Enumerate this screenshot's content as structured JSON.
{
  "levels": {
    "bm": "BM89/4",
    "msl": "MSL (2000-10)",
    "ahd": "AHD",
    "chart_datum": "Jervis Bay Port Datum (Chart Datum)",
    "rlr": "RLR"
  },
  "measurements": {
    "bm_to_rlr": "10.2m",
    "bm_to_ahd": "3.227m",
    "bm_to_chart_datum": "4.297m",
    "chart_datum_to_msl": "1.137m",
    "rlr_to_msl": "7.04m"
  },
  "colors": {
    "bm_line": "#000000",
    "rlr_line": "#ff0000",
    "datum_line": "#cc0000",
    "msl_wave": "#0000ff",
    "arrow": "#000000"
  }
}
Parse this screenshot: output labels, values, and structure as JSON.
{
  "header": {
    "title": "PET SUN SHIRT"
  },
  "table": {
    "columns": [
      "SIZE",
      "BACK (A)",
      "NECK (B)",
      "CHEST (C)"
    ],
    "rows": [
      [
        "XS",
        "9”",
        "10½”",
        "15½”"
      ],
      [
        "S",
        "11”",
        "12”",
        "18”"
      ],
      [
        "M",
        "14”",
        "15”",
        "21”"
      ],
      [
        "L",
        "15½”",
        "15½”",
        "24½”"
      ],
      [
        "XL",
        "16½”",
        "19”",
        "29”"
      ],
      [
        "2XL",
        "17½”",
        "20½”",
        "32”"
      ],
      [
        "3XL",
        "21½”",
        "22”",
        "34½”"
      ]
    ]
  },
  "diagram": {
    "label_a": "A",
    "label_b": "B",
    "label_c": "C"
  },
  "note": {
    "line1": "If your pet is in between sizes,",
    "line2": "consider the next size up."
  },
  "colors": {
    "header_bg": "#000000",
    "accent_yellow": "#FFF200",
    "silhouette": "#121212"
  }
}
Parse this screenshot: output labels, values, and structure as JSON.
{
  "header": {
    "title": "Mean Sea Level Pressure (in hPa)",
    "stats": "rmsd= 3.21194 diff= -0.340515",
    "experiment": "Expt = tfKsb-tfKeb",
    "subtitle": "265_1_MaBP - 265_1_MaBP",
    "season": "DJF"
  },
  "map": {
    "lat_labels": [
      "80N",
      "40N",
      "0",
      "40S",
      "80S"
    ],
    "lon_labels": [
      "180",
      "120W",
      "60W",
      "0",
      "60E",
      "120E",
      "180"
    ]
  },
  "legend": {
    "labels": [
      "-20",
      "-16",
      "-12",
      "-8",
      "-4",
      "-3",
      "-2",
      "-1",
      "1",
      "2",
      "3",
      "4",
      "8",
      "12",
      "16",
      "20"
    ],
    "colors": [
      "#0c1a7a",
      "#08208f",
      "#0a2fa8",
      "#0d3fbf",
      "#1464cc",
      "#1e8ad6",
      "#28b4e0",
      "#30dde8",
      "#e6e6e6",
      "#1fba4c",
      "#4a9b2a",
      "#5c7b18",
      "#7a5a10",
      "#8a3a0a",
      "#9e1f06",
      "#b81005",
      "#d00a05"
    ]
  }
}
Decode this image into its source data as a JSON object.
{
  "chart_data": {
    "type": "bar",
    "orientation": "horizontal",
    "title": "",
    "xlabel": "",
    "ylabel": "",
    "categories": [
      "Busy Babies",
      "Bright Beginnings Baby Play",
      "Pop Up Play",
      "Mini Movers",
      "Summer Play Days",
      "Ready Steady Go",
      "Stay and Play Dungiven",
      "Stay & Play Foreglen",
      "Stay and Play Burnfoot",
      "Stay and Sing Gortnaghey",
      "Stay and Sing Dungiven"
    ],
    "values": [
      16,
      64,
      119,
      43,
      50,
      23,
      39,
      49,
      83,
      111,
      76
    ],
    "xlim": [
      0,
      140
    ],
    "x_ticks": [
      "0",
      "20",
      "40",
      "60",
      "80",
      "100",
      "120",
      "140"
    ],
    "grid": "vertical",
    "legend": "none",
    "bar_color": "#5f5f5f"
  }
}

=======

● Instructions for the task: Extract the full set of entries word for word.

● Output:
Enumerate this screenshot's content as structured JSON.
{
  "levels": {
    "bm": "BM89/4",
    "msl": "MSL (2000-10)",
    "ahd": "AHD",
    "chart_datum": "Jervis Bay Port Datum (Chart Datum)",
    "rlr": "RLR"
  },
  "measurements": {
    "bm_to_rlr": "10.2m",
    "bm_to_ahd": "3.227m",
    "bm_to_chart_datum": "4.297m",
    "chart_datum_to_msl": "1.137m",
    "rlr_to_msl": "7.04m"
  },
  "colors": {
    "bm_line": "#000000",
    "rlr_line": "#ff0000",
    "datum_line": "#cc0000",
    "msl_wave": "#0000ff",
    "arrow": "#000000"
  }
}
Parse this screenshot: output labels, values, and structure as JSON.
{
  "header": {
    "title": "PET SUN SHIRT"
  },
  "table": {
    "columns": [
      "SIZE",
      "BACK (A)",
      "NECK (B)",
      "CHEST (C)"
    ],
    "rows": [
      [
        "XS",
        "9”",
        "10½”",
        "15½”"
      ],
      [
        "S",
        "11”",
        "12”",
        "18”"
      ],
      [
        "M",
        "14”",
        "15”",
        "21”"
      ],
      [
        "L",
        "15½”",
        "15½”",
        "24½”"
      ],
      [
        "XL",
        "16½”",
        "19”",
        "29”"
      ],
      [
        "2XL",
        "17½”",
        "20½”",
        "32”"
      ],
      [
        "3XL",
        "21½”",
        "22”",
        "34½”"
      ]
    ]
  },
  "diagram": {
    "label_a": "A",
    "label_b": "B",
    "label_c": "C"
  },
  "note": {
    "line1": "If your pet is in between sizes,",
    "line2": "consider the next size up."
  },
  "colors": {
    "header_bg": "#000000",
    "accent_yellow": "#FFF200",
    "silhouette": "#121212"
  }
}
Parse this screenshot: output labels, values, and structure as JSON.
{
  "header": {
    "title": "Mean Sea Level Pressure (in hPa)",
    "stats": "rmsd= 3.21194 diff= -0.340515",
    "experiment": "Expt = tfKsb-tfKeb",
    "subtitle": "265_1_MaBP - 265_1_MaBP",
    "season": "DJF"
  },
  "map": {
    "lat_labels": [
      "80N",
      "40N",
      "0",
      "40S",
      "80S"
    ],
    "lon_labels": [
      "180",
      "120W",
      "60W",
      "0",
      "60E",
      "120E",
      "180"
    ]
  },
  "legend": {
    "labels": [
      "-20",
      "-16",
      "-12",
      "-8",
      "-4",
      "-3",
      "-2",
      "-1",
      "1",
      "2",
      "3",
      "4",
      "8",
      "12",
      "16",
      "20"
    ],
    "colors": [
      "#0c1a7a",
      "#08208f",
      "#0a2fa8",
      "#0d3fbf",
      "#1464cc",
      "#1e8ad6",
      "#28b4e0",
      "#30dde8",
      "#e6e6e6",
      "#1fba4c",
      "#4a9b2a",
      "#5c7b18",
      "#7a5a10",
      "#8a3a0a",
      "#9e1f06",
      "#b81005",
      "#d00a05"
    ]
  }
}
Decode this image into its source data as a JSON object.
{
  "chart_data": {
    "type": "bar",
    "orientation": "horizontal",
    "title": "",
    "xlabel": "",
    "ylabel": "",
    "categories": [
      "Busy Babies",
      "Bright Beginnings Baby Play",
      "Pop Up Play",
      "Mini Movers",
      "Summer Play Days",
      "Ready Steady Go",
      "Stay and Play Dungiven",
      "Stay & Play Foreglen",
      "Stay and Play Burnfoot",
      "Stay and Sing Gortnaghey",
      "Stay and Sing Dungiven"
    ],
    "values": [
      16,
      64,
      119,
      43,
      50,
      23,
      39,
      49,
      83,
      111,
      76
    ],
    "xlim": [
      0,
      140
    ],
    "x_ticks": [
      "0",
      "20",
      "40",
      "60",
      "80",
      "100",
      "120",
      "140"
    ],
    "grid": "vertical",
    "legend": "none",
    "bar_color": "#5f5f5f"
  }
}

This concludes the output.